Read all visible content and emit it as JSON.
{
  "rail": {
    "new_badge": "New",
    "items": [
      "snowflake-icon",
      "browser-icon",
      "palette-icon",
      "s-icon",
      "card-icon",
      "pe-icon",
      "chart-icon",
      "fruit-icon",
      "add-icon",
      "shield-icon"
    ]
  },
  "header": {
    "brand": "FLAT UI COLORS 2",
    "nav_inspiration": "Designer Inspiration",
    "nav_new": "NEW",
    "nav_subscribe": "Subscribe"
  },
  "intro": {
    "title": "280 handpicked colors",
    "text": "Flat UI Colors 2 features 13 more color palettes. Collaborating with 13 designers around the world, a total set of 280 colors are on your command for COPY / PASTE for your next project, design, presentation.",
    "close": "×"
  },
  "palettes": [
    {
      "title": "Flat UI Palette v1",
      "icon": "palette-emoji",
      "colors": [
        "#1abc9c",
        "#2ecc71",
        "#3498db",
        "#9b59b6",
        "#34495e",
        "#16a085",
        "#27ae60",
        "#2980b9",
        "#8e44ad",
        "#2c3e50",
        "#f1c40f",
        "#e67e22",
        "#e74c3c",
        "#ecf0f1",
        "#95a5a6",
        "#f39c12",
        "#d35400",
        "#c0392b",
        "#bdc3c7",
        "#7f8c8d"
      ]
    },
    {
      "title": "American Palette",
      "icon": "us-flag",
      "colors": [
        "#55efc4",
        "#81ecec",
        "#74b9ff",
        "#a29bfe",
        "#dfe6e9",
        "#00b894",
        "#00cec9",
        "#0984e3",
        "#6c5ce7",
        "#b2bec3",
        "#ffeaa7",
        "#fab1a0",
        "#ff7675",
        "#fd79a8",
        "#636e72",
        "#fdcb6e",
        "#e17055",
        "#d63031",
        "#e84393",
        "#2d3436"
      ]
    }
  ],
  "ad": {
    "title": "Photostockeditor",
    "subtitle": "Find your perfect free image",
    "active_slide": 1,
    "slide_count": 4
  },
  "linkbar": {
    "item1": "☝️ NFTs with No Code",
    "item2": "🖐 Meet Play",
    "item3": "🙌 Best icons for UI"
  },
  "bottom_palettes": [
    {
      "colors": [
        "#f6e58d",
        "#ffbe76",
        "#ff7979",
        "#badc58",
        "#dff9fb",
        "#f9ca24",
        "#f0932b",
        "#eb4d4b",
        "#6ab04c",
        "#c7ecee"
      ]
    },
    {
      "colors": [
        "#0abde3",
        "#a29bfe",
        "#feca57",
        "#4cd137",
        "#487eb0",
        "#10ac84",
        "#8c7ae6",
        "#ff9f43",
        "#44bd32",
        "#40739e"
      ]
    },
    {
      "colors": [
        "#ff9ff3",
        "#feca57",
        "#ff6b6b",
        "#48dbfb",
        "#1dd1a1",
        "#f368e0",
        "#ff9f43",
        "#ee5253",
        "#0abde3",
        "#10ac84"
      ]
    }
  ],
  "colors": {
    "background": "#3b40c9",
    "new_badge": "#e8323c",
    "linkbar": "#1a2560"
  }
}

----------

PROBLEM TO WORK ON:
Could you reproduce every record above exactly as it appears?

THE RESULT:
Read all visible content and emit it as JSON.
{
  "rail": {
    "new_badge": "New",
    "items": [
      "snowflake-icon",
      "browser-icon",
      "palette-icon",
      "s-icon",
      "card-icon",
      "pe-icon",
      "chart-icon",
      "fruit-icon",
      "add-icon",
      "shield-icon"
    ]
  },
  "header": {
    "brand": "FLAT UI COLORS 2",
    "nav_inspiration": "Designer Inspiration",
    "nav_new": "NEW",
    "nav_subscribe": "Subscribe"
  },
  "intro": {
    "title": "280 handpicked colors",
    "text": "Flat UI Colors 2 features 13 more color palettes. Collaborating with 13 designers around the world, a total set of 280 colors are on your command for COPY / PASTE for your next project, design, presentation.",
    "close": "×"
  },
  "palettes": [
    {
      "title": "Flat UI Palette v1",
      "icon": "palette-emoji",
      "colors": [
        "#1abc9c",
        "#2ecc71",
        "#3498db",
        "#9b59b6",
        "#34495e",
        "#16a085",
        "#27ae60",
        "#2980b9",
        "#8e44ad",
        "#2c3e50",
        "#f1c40f",
        "#e67e22",
        "#e74c3c",
        "#ecf0f1",
        "#95a5a6",
        "#f39c12",
        "#d35400",
        "#c0392b",
        "#bdc3c7",
        "#7f8c8d"
      ]
    },
    {
      "title": "American Palette",
      "icon": "us-flag",
      "colors": [
        "#55efc4",
        "#81ecec",
        "#74b9ff",
        "#a29bfe",
        "#dfe6e9",
        "#00b894",
        "#00cec9",
        "#0984e3",
        "#6c5ce7",
        "#b2bec3",
        "#ffeaa7",
        "#fab1a0",
        "#ff7675",
        "#fd79a8",
        "#636e72",
        "#fdcb6e",
        "#e17055",
        "#d63031",
        "#e84393",
        "#2d3436"
      ]
    }
  ],
  "ad": {
    "title": "Photostockeditor",
    "subtitle": "Find your perfect free image",
    "active_slide": 1,
    "slide_count": 4
  },
  "linkbar": {
    "item1": "☝️ NFTs with No Code",
    "item2": "🖐 Meet Play",
    "item3": "🙌 Best icons for UI"
  },
  "bottom_palettes": [
    {
      "colors": [
        "#f6e58d",
        "#ffbe76",
        "#ff7979",
        "#badc58",
        "#dff9fb",
        "#f9ca24",
        "#f0932b",
        "#eb4d4b",
        "#6ab04c",
        "#c7ecee"
      ]
    },
    {
      "colors": [
        "#0abde3",
        "#a29bfe",
        "#feca57",
        "#4cd137",
        "#487eb0",
        "#10ac84",
        "#8c7ae6",
        "#ff9f43",
        "#44bd32",
        "#40739e"
      ]
    },
    {
      "colors": [
        "#ff9ff3",
        "#feca57",
        "#ff6b6b",
        "#48dbfb",
        "#1dd1a1",
        "#f368e0",
        "#ff9f43",
        "#ee5253",
        "#0abde3",
        "#10ac84"
      ]
    }
  ],
  "colors": {
    "background": "#3b40c9",
    "new_badge": "#e8323c",
    "linkbar": "#1a2560"
  }
}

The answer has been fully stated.